TASK BRIEF:
Go through the lines below and copy each one that holds the string "this".

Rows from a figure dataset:
━━━━━━━━━━━━━━━━
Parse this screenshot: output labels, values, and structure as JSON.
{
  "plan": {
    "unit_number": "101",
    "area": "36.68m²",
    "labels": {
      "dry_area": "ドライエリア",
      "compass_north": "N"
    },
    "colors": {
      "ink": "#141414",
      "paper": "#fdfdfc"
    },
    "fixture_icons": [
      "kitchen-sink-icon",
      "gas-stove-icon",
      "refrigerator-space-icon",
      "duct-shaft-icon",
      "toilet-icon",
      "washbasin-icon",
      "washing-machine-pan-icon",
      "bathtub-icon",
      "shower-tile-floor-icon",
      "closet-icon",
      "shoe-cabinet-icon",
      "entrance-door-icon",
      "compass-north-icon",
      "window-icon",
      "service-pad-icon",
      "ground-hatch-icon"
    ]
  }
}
━━━━━━━━━━━━━━━━
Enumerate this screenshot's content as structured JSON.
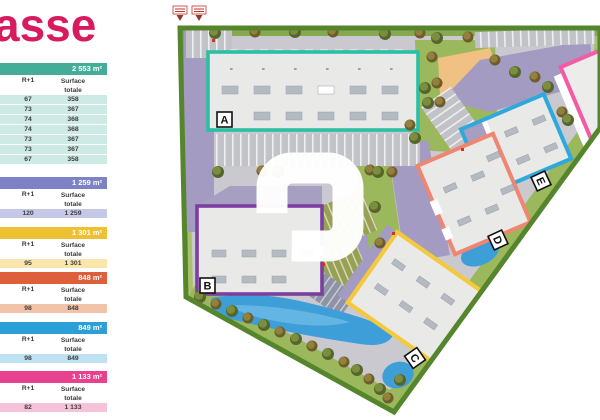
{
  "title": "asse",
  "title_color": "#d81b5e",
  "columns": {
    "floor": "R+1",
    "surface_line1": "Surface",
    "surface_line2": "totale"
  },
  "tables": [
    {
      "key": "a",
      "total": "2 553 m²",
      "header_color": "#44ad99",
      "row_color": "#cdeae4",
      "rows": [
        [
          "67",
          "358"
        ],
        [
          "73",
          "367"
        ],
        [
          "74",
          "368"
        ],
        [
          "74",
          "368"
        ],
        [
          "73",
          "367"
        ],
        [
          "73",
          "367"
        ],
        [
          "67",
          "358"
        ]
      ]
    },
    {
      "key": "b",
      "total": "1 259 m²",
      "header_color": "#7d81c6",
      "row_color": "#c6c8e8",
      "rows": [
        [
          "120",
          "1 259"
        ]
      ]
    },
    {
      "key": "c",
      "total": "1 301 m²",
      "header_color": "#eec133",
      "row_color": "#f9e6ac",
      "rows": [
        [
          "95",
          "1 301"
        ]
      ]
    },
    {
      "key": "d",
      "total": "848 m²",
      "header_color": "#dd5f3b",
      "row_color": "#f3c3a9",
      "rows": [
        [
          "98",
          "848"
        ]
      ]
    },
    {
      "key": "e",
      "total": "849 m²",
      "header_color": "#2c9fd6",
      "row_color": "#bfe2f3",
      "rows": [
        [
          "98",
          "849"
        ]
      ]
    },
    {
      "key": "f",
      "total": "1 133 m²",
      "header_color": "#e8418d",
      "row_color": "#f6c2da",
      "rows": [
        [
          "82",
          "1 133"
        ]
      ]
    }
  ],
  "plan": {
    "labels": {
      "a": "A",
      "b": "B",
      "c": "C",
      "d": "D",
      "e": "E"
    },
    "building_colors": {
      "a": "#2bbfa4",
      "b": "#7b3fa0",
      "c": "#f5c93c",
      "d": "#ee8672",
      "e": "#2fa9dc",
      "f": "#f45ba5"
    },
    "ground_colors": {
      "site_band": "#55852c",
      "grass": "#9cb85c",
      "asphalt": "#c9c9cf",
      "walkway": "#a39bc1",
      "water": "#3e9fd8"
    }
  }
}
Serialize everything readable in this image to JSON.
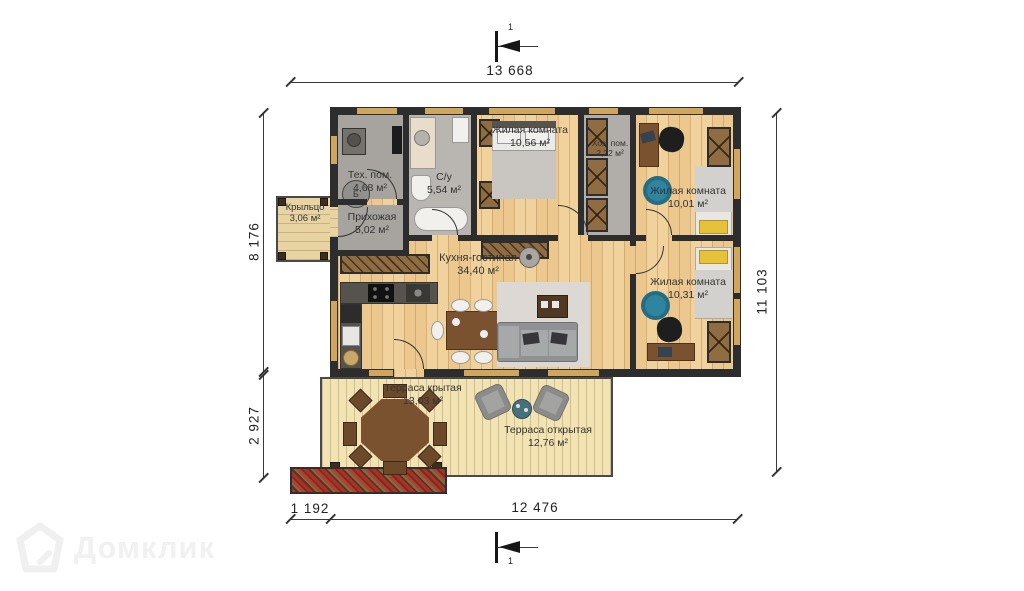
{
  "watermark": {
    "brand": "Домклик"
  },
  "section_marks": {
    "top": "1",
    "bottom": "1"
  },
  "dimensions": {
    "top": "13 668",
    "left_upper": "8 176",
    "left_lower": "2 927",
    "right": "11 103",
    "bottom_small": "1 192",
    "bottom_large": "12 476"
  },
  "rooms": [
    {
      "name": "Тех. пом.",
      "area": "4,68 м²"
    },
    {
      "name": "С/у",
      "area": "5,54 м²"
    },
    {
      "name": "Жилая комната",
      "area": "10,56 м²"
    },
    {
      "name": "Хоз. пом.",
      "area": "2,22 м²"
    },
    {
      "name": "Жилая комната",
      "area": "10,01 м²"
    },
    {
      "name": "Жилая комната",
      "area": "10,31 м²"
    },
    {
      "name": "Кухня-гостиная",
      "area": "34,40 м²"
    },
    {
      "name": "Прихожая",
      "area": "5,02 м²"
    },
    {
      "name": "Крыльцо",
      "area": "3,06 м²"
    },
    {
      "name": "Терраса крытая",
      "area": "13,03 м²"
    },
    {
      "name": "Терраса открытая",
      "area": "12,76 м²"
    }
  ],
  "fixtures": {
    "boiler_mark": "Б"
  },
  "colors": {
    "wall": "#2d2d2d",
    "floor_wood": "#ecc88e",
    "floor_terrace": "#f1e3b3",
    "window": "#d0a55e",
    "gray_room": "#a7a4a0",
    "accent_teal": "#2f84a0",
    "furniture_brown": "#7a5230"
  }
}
━━━━━━━━━━━━━━━━
WRITTEN SOLUTION:
Parse this screenshot: output labels, values, and structure as JSON.
Enumerate this screenshot's content as structured JSON.
Serialize everything readable in this image to JSON.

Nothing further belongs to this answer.